* Exercise description
State the count of lines below in which the word "name" appears, and add nothing.

* Source material
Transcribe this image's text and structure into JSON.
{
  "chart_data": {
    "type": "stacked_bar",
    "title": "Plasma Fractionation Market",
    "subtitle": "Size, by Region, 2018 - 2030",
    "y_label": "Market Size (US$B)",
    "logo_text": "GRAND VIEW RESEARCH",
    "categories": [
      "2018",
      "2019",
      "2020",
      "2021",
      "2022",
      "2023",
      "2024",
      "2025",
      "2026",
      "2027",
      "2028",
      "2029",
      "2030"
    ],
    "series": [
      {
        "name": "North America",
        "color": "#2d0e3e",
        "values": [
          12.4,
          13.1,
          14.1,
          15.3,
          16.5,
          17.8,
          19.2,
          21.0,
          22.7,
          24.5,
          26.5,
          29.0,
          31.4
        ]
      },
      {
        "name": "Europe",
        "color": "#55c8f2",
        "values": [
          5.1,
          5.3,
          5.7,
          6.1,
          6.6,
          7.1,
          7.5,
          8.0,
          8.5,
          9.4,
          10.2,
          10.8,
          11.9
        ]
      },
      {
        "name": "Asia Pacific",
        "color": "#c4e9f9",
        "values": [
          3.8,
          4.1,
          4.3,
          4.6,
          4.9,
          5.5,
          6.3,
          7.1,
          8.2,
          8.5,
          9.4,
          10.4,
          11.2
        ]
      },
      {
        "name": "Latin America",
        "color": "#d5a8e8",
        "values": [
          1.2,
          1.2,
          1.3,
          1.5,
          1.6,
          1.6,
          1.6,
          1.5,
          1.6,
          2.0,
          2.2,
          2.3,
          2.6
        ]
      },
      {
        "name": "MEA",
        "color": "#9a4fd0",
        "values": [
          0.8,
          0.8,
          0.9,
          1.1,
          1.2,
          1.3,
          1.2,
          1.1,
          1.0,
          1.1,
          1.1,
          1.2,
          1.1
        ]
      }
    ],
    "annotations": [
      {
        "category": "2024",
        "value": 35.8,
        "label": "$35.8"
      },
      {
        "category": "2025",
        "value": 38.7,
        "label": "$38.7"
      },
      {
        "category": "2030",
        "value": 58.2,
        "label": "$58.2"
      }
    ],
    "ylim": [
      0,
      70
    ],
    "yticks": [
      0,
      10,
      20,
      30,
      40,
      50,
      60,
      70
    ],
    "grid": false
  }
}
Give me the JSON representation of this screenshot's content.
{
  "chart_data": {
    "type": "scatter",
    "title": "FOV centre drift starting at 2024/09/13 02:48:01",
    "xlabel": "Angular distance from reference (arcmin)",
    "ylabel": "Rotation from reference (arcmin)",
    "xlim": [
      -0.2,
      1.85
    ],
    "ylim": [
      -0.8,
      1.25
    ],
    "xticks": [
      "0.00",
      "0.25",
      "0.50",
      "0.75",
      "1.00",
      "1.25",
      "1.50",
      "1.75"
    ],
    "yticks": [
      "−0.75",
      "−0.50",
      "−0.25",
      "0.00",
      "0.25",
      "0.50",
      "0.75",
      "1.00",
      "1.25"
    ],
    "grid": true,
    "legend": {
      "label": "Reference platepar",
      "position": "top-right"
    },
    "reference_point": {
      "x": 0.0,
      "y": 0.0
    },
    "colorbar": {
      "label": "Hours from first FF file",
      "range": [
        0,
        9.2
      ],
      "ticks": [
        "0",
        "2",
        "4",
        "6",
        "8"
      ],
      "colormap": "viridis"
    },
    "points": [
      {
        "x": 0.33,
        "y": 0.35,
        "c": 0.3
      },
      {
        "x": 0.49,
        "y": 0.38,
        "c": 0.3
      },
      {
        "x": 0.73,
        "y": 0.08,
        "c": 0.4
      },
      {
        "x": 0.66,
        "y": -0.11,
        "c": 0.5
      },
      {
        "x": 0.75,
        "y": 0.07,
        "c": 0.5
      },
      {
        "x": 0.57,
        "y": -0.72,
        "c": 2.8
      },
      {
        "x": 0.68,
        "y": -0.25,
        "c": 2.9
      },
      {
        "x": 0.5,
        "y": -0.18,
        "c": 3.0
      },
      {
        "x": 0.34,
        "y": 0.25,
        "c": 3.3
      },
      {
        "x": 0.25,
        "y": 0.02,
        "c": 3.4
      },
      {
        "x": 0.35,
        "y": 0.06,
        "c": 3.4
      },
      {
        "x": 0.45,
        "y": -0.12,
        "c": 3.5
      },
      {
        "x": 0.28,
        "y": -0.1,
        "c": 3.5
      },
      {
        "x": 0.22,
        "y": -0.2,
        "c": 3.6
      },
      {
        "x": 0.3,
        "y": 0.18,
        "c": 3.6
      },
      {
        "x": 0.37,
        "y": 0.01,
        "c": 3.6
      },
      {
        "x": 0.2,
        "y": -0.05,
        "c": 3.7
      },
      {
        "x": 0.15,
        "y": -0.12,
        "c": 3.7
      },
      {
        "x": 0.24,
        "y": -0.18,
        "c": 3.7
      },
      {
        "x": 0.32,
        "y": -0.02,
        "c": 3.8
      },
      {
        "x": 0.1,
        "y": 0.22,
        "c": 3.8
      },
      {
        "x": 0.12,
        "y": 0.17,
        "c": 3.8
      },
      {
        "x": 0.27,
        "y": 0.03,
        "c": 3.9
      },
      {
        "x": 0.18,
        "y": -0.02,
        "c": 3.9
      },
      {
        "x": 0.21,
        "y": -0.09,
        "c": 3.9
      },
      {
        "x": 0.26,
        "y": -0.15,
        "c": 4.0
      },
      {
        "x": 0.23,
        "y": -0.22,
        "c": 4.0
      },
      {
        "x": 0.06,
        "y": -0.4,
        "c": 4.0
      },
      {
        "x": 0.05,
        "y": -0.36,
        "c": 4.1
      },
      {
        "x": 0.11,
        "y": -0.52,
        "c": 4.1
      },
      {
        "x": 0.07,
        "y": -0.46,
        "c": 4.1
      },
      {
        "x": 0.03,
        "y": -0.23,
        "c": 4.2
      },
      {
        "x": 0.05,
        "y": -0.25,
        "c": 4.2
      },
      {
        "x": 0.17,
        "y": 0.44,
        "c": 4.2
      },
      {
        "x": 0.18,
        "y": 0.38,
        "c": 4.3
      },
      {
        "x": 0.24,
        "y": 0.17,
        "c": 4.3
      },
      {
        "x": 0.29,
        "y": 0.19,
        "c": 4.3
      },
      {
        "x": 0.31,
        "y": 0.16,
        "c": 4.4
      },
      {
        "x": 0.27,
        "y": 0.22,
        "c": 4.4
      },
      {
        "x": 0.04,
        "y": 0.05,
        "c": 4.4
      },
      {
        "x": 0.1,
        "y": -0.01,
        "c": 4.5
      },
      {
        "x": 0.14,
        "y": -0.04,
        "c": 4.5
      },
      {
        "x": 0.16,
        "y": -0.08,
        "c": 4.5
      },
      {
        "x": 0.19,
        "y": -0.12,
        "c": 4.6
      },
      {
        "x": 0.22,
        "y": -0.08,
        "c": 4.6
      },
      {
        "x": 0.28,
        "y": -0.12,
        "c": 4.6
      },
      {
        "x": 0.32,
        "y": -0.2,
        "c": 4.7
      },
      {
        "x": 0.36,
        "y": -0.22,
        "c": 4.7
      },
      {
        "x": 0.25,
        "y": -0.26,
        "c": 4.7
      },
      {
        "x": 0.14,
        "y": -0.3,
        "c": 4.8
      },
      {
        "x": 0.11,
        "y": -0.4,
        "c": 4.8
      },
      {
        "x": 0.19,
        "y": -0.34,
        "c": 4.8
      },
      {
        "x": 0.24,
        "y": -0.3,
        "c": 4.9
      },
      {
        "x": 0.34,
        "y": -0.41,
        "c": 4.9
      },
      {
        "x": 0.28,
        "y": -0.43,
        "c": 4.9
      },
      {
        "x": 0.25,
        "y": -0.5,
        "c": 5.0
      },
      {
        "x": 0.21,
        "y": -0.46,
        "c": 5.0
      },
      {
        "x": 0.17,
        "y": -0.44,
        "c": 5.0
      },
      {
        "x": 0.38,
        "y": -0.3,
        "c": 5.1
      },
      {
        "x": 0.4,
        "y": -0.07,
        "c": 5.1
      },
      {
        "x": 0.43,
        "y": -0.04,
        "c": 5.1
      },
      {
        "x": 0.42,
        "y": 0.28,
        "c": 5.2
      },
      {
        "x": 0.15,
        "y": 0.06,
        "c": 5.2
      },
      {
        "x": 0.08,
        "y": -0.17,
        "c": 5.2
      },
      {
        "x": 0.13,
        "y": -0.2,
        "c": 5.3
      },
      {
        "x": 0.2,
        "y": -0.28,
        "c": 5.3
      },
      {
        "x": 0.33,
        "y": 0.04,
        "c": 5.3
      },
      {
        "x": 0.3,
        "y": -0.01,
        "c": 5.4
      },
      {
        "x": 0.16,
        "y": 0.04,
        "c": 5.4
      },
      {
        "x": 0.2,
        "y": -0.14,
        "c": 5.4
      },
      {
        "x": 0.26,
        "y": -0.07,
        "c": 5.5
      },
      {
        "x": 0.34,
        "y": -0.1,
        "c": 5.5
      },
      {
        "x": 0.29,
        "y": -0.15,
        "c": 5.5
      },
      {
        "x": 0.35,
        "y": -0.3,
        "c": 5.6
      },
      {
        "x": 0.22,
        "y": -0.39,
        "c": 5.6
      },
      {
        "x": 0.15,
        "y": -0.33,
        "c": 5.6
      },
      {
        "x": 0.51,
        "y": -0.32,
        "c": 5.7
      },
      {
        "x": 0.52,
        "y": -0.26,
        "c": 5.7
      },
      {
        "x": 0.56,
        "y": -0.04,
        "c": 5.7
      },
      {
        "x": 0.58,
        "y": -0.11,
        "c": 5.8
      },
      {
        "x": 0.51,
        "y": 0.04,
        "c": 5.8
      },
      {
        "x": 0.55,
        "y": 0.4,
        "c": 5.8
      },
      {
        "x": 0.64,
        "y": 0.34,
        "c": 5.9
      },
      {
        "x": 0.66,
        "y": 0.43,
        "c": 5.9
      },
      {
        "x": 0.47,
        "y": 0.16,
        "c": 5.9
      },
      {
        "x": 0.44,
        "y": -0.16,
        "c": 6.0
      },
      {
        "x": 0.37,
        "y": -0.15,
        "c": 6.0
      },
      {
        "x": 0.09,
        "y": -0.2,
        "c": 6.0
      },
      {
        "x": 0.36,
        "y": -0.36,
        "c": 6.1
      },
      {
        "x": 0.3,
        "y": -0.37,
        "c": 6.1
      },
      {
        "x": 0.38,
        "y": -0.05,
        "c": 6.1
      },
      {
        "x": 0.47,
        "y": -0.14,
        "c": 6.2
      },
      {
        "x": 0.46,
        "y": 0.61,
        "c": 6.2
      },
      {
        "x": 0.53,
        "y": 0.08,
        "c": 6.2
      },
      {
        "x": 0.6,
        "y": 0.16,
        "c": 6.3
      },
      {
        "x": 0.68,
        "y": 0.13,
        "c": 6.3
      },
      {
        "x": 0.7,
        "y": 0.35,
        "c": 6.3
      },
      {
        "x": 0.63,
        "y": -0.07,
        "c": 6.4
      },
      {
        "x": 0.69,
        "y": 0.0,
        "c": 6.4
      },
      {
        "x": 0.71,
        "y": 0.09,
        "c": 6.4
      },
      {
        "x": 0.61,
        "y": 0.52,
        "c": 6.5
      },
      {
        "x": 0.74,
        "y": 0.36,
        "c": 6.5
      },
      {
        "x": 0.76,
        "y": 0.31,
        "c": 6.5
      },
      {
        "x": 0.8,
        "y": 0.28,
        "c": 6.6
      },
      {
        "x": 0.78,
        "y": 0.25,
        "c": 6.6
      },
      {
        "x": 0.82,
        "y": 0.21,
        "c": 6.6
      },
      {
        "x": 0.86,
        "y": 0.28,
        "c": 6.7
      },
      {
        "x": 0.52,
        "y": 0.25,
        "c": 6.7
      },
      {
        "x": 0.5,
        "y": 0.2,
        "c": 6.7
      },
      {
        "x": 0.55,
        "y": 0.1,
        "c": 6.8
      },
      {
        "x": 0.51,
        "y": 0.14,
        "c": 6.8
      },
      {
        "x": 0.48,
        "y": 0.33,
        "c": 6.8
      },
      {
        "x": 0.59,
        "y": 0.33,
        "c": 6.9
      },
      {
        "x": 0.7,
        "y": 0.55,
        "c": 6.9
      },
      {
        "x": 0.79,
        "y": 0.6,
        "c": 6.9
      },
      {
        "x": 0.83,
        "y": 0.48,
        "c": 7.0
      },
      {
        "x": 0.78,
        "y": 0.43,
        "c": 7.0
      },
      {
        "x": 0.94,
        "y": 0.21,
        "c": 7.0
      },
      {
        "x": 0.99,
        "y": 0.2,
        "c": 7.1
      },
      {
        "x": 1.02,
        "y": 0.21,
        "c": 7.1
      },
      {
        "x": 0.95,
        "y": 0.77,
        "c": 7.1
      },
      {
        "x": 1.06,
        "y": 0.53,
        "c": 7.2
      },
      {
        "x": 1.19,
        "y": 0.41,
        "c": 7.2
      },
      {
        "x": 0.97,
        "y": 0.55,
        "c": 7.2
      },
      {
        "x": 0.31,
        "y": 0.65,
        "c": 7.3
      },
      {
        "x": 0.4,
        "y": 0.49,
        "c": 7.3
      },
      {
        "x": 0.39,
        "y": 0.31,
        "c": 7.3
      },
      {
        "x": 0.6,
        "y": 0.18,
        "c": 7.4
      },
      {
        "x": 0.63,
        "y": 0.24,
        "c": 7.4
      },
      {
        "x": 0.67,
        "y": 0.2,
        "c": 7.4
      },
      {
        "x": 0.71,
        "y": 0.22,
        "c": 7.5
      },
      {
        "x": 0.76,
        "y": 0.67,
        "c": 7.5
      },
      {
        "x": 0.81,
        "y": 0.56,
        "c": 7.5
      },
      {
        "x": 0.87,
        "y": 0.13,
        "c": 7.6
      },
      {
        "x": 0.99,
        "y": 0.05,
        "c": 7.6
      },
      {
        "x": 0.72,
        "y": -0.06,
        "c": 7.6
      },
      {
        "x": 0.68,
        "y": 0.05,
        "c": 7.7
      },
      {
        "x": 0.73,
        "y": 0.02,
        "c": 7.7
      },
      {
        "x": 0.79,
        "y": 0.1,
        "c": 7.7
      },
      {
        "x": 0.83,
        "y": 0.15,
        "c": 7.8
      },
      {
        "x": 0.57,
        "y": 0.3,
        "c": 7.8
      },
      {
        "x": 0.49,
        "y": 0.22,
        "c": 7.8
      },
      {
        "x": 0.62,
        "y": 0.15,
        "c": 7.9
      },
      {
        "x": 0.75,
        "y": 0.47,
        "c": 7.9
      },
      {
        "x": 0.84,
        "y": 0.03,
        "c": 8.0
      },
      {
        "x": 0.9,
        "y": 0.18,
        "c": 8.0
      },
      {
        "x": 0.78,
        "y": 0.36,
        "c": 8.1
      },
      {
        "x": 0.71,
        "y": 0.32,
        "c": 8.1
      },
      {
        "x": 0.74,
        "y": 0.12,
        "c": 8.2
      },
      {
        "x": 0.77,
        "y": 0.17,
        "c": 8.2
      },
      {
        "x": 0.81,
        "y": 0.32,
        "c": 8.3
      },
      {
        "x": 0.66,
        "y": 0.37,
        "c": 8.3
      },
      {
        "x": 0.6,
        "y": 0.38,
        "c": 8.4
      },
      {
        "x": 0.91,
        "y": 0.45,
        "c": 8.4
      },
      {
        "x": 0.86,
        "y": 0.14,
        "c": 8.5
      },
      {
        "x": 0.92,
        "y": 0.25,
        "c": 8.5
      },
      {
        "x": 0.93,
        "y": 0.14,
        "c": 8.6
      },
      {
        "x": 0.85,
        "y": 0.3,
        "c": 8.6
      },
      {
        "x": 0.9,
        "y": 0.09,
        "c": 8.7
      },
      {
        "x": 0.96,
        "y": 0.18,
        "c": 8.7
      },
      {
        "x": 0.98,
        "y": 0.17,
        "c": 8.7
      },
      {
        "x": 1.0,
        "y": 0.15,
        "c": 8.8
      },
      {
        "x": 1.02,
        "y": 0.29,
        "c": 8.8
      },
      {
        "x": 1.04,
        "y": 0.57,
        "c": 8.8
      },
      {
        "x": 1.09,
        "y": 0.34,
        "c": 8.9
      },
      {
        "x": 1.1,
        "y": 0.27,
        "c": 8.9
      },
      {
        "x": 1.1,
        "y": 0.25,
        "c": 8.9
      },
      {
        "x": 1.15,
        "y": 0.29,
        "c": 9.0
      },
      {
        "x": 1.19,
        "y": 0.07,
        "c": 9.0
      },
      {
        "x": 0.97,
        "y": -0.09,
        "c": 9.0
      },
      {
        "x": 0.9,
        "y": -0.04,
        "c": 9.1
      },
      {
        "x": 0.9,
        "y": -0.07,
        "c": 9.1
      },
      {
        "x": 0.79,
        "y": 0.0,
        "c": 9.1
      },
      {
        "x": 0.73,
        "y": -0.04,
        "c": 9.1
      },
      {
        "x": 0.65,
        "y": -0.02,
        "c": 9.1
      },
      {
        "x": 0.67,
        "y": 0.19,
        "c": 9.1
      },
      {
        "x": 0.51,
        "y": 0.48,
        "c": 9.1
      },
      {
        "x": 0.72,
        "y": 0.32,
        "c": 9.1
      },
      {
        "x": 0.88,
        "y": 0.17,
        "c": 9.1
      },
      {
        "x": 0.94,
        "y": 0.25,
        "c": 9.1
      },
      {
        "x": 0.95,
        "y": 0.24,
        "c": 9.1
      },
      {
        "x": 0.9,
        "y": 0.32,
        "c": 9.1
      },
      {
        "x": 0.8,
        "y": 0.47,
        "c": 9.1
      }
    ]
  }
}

* Complete answer
5